• Task objective:
Write out each line exactly as it stands, please.
--------
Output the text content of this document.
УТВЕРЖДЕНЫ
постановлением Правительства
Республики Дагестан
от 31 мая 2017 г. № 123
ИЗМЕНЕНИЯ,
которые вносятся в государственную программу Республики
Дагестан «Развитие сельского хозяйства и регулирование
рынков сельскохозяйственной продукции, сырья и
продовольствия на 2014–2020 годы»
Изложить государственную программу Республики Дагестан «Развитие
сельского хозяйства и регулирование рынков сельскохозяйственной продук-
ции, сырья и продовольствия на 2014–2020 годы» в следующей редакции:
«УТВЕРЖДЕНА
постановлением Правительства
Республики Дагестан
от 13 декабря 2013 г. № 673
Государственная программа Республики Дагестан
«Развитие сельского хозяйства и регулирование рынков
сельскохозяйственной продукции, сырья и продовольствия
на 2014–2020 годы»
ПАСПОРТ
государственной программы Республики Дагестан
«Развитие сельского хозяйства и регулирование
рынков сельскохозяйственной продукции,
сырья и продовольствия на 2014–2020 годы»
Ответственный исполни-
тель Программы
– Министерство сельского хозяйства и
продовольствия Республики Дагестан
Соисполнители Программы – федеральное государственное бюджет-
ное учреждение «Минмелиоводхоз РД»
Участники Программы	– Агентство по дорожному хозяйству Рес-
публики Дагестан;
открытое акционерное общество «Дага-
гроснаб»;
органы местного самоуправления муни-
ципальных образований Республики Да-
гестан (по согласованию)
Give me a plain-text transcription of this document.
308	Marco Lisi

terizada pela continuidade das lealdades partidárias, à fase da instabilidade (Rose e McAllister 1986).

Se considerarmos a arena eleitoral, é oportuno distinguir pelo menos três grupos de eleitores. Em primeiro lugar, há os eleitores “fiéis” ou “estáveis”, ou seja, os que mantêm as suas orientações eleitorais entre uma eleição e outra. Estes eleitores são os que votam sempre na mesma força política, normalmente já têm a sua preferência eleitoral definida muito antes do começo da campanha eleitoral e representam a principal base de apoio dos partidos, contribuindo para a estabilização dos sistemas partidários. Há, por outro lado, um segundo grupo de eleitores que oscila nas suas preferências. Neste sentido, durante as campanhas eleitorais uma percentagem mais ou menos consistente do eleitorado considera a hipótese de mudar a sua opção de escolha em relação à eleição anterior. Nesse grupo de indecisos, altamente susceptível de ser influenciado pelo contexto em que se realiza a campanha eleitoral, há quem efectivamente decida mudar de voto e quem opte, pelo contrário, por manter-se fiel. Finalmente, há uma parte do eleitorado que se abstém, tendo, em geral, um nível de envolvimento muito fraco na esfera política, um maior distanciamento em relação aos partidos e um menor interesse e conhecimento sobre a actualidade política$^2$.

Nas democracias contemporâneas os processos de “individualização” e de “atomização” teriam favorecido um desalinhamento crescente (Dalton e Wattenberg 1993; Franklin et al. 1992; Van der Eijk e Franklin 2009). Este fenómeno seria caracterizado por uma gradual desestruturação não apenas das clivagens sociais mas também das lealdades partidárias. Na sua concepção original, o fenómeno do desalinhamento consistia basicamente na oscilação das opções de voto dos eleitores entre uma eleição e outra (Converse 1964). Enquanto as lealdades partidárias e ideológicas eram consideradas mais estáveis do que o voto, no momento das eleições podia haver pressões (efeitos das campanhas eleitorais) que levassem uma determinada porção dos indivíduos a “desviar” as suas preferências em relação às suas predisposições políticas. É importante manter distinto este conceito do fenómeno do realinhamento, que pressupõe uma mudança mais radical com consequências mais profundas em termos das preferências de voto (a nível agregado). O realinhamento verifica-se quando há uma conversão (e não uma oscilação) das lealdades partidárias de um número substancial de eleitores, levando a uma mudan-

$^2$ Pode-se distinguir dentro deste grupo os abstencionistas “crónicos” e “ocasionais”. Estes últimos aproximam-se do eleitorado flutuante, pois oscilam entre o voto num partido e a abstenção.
--------
• Written answer:
Output the text content of this document.
УТВЕРЖДЕНЫ
постановлением Правительства
Республики Дагестан
от 31 мая 2017 г. № 123
ИЗМЕНЕНИЯ,
которые вносятся в государственную программу Республики
Дагестан «Развитие сельского хозяйства и регулирование
рынков сельскохозяйственной продукции, сырья и
продовольствия на 2014–2020 годы»
Изложить государственную программу Республики Дагестан «Развитие
сельского хозяйства и регулирование рынков сельскохозяйственной продук-
ции, сырья и продовольствия на 2014–2020 годы» в следующей редакции:
«УТВЕРЖДЕНА
постановлением Правительства
Республики Дагестан
от 13 декабря 2013 г. № 673
Государственная программа Республики Дагестан
«Развитие сельского хозяйства и регулирование рынков
сельскохозяйственной продукции, сырья и продовольствия
на 2014–2020 годы»
ПАСПОРТ
государственной программы Республики Дагестан
«Развитие сельского хозяйства и регулирование
рынков сельскохозяйственной продукции,
сырья и продовольствия на 2014–2020 годы»
Ответственный исполни-
тель Программы
– Министерство сельского хозяйства и
продовольствия Республики Дагестан
Соисполнители Программы – федеральное государственное бюджет-
ное учреждение «Минмелиоводхоз РД»
Участники Программы	– Агентство по дорожному хозяйству Рес-
публики Дагестан;
открытое акционерное общество «Дага-
гроснаб»;
органы местного самоуправления муни-
ципальных образований Республики Да-
гестан (по согласованию)
Give me a plain-text transcription of this document.
308	Marco Lisi

terizada pela continuidade das lealdades partidárias, à fase da instabilidade (Rose e McAllister 1986).

Se considerarmos a arena eleitoral, é oportuno distinguir pelo menos três grupos de eleitores. Em primeiro lugar, há os eleitores “fiéis” ou “estáveis”, ou seja, os que mantêm as suas orientações eleitorais entre uma eleição e outra. Estes eleitores são os que votam sempre na mesma força política, normalmente já têm a sua preferência eleitoral definida muito antes do começo da campanha eleitoral e representam a principal base de apoio dos partidos, contribuindo para a estabilização dos sistemas partidários. Há, por outro lado, um segundo grupo de eleitores que oscila nas suas preferências. Neste sentido, durante as campanhas eleitorais uma percentagem mais ou menos consistente do eleitorado considera a hipótese de mudar a sua opção de escolha em relação à eleição anterior. Nesse grupo de indecisos, altamente susceptível de ser influenciado pelo contexto em que se realiza a campanha eleitoral, há quem efectivamente decida mudar de voto e quem opte, pelo contrário, por manter-se fiel. Finalmente, há uma parte do eleitorado que se abstém, tendo, em geral, um nível de envolvimento muito fraco na esfera política, um maior distanciamento em relação aos partidos e um menor interesse e conhecimento sobre a actualidade política$^2$.

Nas democracias contemporâneas os processos de “individualização” e de “atomização” teriam favorecido um desalinhamento crescente (Dalton e Wattenberg 1993; Franklin et al. 1992; Van der Eijk e Franklin 2009). Este fenómeno seria caracterizado por uma gradual desestruturação não apenas das clivagens sociais mas também das lealdades partidárias. Na sua concepção original, o fenómeno do desalinhamento consistia basicamente na oscilação das opções de voto dos eleitores entre uma eleição e outra (Converse 1964). Enquanto as lealdades partidárias e ideológicas eram consideradas mais estáveis do que o voto, no momento das eleições podia haver pressões (efeitos das campanhas eleitorais) que levassem uma determinada porção dos indivíduos a “desviar” as suas preferências em relação às suas predisposições políticas. É importante manter distinto este conceito do fenómeno do realinhamento, que pressupõe uma mudança mais radical com consequências mais profundas em termos das preferências de voto (a nível agregado). O realinhamento verifica-se quando há uma conversão (e não uma oscilação) das lealdades partidárias de um número substancial de eleitores, levando a uma mudan-

$^2$ Pode-se distinguir dentro deste grupo os abstencionistas “crónicos” e “ocasionais”. Estes últimos aproximam-se do eleitorado flutuante, pois oscilam entre o voto num partido e a abstenção.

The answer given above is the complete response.